DATA EXCERPTS:
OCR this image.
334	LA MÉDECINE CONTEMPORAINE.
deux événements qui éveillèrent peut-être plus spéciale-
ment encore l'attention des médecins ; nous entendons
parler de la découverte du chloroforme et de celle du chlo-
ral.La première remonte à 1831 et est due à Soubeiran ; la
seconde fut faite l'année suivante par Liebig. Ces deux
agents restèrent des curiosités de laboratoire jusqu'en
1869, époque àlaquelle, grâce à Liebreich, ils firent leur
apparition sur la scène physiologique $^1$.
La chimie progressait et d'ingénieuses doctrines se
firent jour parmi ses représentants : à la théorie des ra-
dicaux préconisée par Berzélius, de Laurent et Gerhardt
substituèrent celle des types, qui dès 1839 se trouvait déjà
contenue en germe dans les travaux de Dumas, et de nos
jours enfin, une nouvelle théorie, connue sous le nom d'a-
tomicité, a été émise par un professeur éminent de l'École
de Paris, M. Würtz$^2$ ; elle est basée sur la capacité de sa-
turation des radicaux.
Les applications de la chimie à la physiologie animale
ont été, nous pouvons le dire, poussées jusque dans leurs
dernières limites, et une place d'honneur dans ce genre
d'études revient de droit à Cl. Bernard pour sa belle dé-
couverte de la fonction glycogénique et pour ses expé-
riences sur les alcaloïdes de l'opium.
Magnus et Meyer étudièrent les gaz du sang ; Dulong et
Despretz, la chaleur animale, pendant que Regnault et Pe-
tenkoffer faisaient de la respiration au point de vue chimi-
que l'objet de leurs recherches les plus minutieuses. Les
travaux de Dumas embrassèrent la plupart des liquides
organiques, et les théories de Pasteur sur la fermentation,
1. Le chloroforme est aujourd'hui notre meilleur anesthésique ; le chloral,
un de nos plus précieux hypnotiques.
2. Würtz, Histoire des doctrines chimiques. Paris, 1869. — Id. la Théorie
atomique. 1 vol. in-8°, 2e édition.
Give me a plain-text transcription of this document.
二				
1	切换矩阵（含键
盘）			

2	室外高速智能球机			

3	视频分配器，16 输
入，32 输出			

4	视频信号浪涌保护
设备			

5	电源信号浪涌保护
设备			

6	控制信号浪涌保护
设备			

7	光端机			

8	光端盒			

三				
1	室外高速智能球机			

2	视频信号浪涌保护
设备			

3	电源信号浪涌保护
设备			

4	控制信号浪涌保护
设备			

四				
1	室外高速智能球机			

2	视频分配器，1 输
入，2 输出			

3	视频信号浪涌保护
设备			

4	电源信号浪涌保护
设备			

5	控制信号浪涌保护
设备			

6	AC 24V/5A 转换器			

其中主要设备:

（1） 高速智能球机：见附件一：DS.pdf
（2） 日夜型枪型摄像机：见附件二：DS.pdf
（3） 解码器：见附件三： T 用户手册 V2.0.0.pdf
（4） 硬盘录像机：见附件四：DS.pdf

STATED TASK: Take the entries above and transcribe them in full.

ANSWER TO THIS TASK:
OCR this image.
334	LA MÉDECINE CONTEMPORAINE.
deux événements qui éveillèrent peut-être plus spéciale-
ment encore l'attention des médecins ; nous entendons
parler de la découverte du chloroforme et de celle du chlo-
ral.La première remonte à 1831 et est due à Soubeiran ; la
seconde fut faite l'année suivante par Liebig. Ces deux
agents restèrent des curiosités de laboratoire jusqu'en
1869, époque àlaquelle, grâce à Liebreich, ils firent leur
apparition sur la scène physiologique $^1$.
La chimie progressait et d'ingénieuses doctrines se
firent jour parmi ses représentants : à la théorie des ra-
dicaux préconisée par Berzélius, de Laurent et Gerhardt
substituèrent celle des types, qui dès 1839 se trouvait déjà
contenue en germe dans les travaux de Dumas, et de nos
jours enfin, une nouvelle théorie, connue sous le nom d'a-
tomicité, a été émise par un professeur éminent de l'École
de Paris, M. Würtz$^2$ ; elle est basée sur la capacité de sa-
turation des radicaux.
Les applications de la chimie à la physiologie animale
ont été, nous pouvons le dire, poussées jusque dans leurs
dernières limites, et une place d'honneur dans ce genre
d'études revient de droit à Cl. Bernard pour sa belle dé-
couverte de la fonction glycogénique et pour ses expé-
riences sur les alcaloïdes de l'opium.
Magnus et Meyer étudièrent les gaz du sang ; Dulong et
Despretz, la chaleur animale, pendant que Regnault et Pe-
tenkoffer faisaient de la respiration au point de vue chimi-
que l'objet de leurs recherches les plus minutieuses. Les
travaux de Dumas embrassèrent la plupart des liquides
organiques, et les théories de Pasteur sur la fermentation,
1. Le chloroforme est aujourd'hui notre meilleur anesthésique ; le chloral,
un de nos plus précieux hypnotiques.
2. Würtz, Histoire des doctrines chimiques. Paris, 1869. — Id. la Théorie
atomique. 1 vol. in-8°, 2e édition.
Give me a plain-text transcription of this document.
二				
1	切换矩阵（含键
盘）			

2	室外高速智能球机			

3	视频分配器，16 输
入，32 输出			

4	视频信号浪涌保护
设备			

5	电源信号浪涌保护
设备			

6	控制信号浪涌保护
设备			

7	光端机			

8	光端盒			

三				
1	室外高速智能球机			

2	视频信号浪涌保护
设备			

3	电源信号浪涌保护
设备			

4	控制信号浪涌保护
设备			

四				
1	室外高速智能球机			

2	视频分配器，1 输
入，2 输出			

3	视频信号浪涌保护
设备			

4	电源信号浪涌保护
设备			

5	控制信号浪涌保护
设备			

6	AC 24V/5A 转换器			

其中主要设备:

（1） 高速智能球机：见附件一：DS.pdf
（2） 日夜型枪型摄像机：见附件二：DS.pdf
（3） 解码器：见附件三： T 用户手册 V2.0.0.pdf
（4） 硬盘录像机：见附件四：DS.pdf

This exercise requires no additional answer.